Objective: Your task is to extract every line from the material below exactly.

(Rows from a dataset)

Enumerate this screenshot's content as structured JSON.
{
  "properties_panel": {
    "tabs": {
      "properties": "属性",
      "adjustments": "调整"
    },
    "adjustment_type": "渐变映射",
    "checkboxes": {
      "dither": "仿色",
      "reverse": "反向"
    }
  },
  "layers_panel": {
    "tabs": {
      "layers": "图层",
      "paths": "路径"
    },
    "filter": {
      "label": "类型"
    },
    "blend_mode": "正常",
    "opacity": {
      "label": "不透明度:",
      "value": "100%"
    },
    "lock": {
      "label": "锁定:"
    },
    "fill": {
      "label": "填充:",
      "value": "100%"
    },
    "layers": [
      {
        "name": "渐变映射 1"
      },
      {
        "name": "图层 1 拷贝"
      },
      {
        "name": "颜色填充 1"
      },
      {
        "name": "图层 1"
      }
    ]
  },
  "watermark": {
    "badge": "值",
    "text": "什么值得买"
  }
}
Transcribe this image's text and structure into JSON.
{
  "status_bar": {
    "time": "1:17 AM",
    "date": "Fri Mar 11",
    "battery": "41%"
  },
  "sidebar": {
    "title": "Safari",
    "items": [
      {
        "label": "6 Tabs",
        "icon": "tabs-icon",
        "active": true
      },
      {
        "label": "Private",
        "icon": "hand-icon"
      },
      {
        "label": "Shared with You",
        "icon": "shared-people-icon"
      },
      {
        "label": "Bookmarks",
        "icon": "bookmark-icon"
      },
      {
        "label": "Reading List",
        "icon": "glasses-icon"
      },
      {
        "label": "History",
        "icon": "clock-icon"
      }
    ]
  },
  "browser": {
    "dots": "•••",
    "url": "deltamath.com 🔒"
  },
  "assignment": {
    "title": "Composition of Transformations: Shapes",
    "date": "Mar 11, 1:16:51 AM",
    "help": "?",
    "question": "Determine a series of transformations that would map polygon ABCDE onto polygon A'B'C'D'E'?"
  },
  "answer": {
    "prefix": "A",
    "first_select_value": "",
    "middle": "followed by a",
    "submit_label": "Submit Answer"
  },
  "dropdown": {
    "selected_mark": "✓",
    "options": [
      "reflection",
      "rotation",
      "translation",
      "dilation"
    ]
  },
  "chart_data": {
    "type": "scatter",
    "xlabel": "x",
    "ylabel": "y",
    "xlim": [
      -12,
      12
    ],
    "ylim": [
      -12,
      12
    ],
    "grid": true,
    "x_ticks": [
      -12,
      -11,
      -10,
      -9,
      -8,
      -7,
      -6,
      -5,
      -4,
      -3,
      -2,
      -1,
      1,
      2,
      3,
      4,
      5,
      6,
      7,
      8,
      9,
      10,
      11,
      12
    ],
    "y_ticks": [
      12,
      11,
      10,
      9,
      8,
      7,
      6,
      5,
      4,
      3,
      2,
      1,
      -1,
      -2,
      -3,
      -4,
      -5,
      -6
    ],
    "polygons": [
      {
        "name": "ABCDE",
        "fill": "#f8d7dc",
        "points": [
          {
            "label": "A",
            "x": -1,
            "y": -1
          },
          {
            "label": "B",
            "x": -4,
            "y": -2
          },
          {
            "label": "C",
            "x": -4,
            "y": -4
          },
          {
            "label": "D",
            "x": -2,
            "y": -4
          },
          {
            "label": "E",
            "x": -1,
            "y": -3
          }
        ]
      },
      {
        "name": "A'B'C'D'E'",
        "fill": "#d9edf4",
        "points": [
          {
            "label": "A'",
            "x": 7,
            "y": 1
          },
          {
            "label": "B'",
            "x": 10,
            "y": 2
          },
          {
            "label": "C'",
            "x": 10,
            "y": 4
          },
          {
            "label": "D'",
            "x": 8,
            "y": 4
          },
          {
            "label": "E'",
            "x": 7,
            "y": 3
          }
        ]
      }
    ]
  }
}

Problem solution:
Enumerate this screenshot's content as structured JSON.
{
  "properties_panel": {
    "tabs": {
      "properties": "属性",
      "adjustments": "调整"
    },
    "adjustment_type": "渐变映射",
    "checkboxes": {
      "dither": "仿色",
      "reverse": "反向"
    }
  },
  "layers_panel": {
    "tabs": {
      "layers": "图层",
      "paths": "路径"
    },
    "filter": {
      "label": "类型"
    },
    "blend_mode": "正常",
    "opacity": {
      "label": "不透明度:",
      "value": "100%"
    },
    "lock": {
      "label": "锁定:"
    },
    "fill": {
      "label": "填充:",
      "value": "100%"
    },
    "layers": [
      {
        "name": "渐变映射 1"
      },
      {
        "name": "图层 1 拷贝"
      },
      {
        "name": "颜色填充 1"
      },
      {
        "name": "图层 1"
      }
    ]
  },
  "watermark": {
    "badge": "值",
    "text": "什么值得买"
  }
}
Transcribe this image's text and structure into JSON.
{
  "status_bar": {
    "time": "1:17 AM",
    "date": "Fri Mar 11",
    "battery": "41%"
  },
  "sidebar": {
    "title": "Safari",
    "items": [
      {
        "label": "6 Tabs",
        "icon": "tabs-icon",
        "active": true
      },
      {
        "label": "Private",
        "icon": "hand-icon"
      },
      {
        "label": "Shared with You",
        "icon": "shared-people-icon"
      },
      {
        "label": "Bookmarks",
        "icon": "bookmark-icon"
      },
      {
        "label": "Reading List",
        "icon": "glasses-icon"
      },
      {
        "label": "History",
        "icon": "clock-icon"
      }
    ]
  },
  "browser": {
    "dots": "•••",
    "url": "deltamath.com 🔒"
  },
  "assignment": {
    "title": "Composition of Transformations: Shapes",
    "date": "Mar 11, 1:16:51 AM",
    "help": "?",
    "question": "Determine a series of transformations that would map polygon ABCDE onto polygon A'B'C'D'E'?"
  },
  "answer": {
    "prefix": "A",
    "first_select_value": "",
    "middle": "followed by a",
    "submit_label": "Submit Answer"
  },
  "dropdown": {
    "selected_mark": "✓",
    "options": [
      "reflection",
      "rotation",
      "translation",
      "dilation"
    ]
  },
  "chart_data": {
    "type": "scatter",
    "xlabel": "x",
    "ylabel": "y",
    "xlim": [
      -12,
      12
    ],
    "ylim": [
      -12,
      12
    ],
    "grid": true,
    "x_ticks": [
      -12,
      -11,
      -10,
      -9,
      -8,
      -7,
      -6,
      -5,
      -4,
      -3,
      -2,
      -1,
      1,
      2,
      3,
      4,
      5,
      6,
      7,
      8,
      9,
      10,
      11,
      12
    ],
    "y_ticks": [
      12,
      11,
      10,
      9,
      8,
      7,
      6,
      5,
      4,
      3,
      2,
      1,
      -1,
      -2,
      -3,
      -4,
      -5,
      -6
    ],
    "polygons": [
      {
        "name": "ABCDE",
        "fill": "#f8d7dc",
        "points": [
          {
            "label": "A",
            "x": -1,
            "y": -1
          },
          {
            "label": "B",
            "x": -4,
            "y": -2
          },
          {
            "label": "C",
            "x": -4,
            "y": -4
          },
          {
            "label": "D",
            "x": -2,
            "y": -4
          },
          {
            "label": "E",
            "x": -1,
            "y": -3
          }
        ]
      },
      {
        "name": "A'B'C'D'E'",
        "fill": "#d9edf4",
        "points": [
          {
            "label": "A'",
            "x": 7,
            "y": 1
          },
          {
            "label": "B'",
            "x": 10,
            "y": 2
          },
          {
            "label": "C'",
            "x": 10,
            "y": 4
          },
          {
            "label": "D'",
            "x": 8,
            "y": 4
          },
          {
            "label": "E'",
            "x": 7,
            "y": 3
          }
        ]
      }
    ]
  }
}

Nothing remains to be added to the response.